Which lines hold the word "intake"? Copy each one.

[Raw records]
++++++++++

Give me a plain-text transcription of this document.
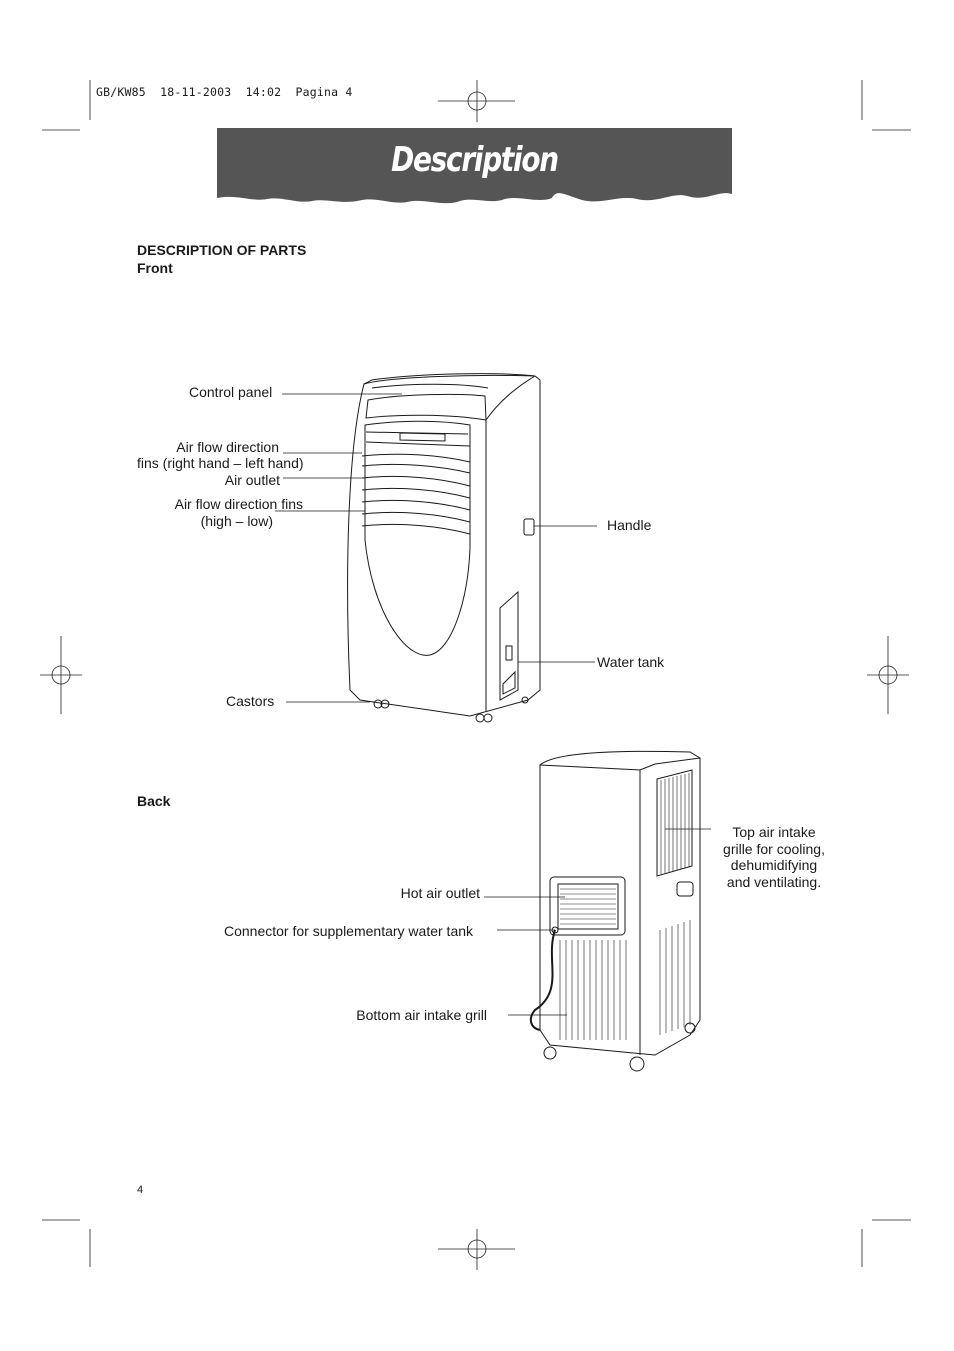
GB/KW85  18-11-2003  14:02  Pagina 4
Description
DESCRIPTION OF PARTS
Front
Back
Control panel
Air flow direction
fins (right hand – left hand)
Air outlet
Air flow direction fins
(high – low)	Handle
Water tank
Castors
Hot air outlet
Connector for supplementary water tank
Bottom air intake grill
Top air intake
grille for cooling,
dehumidifying
and ventilating.
4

++++++++++

| PROBLEM SOLUTION |
Bottom air intake grill
Top air intake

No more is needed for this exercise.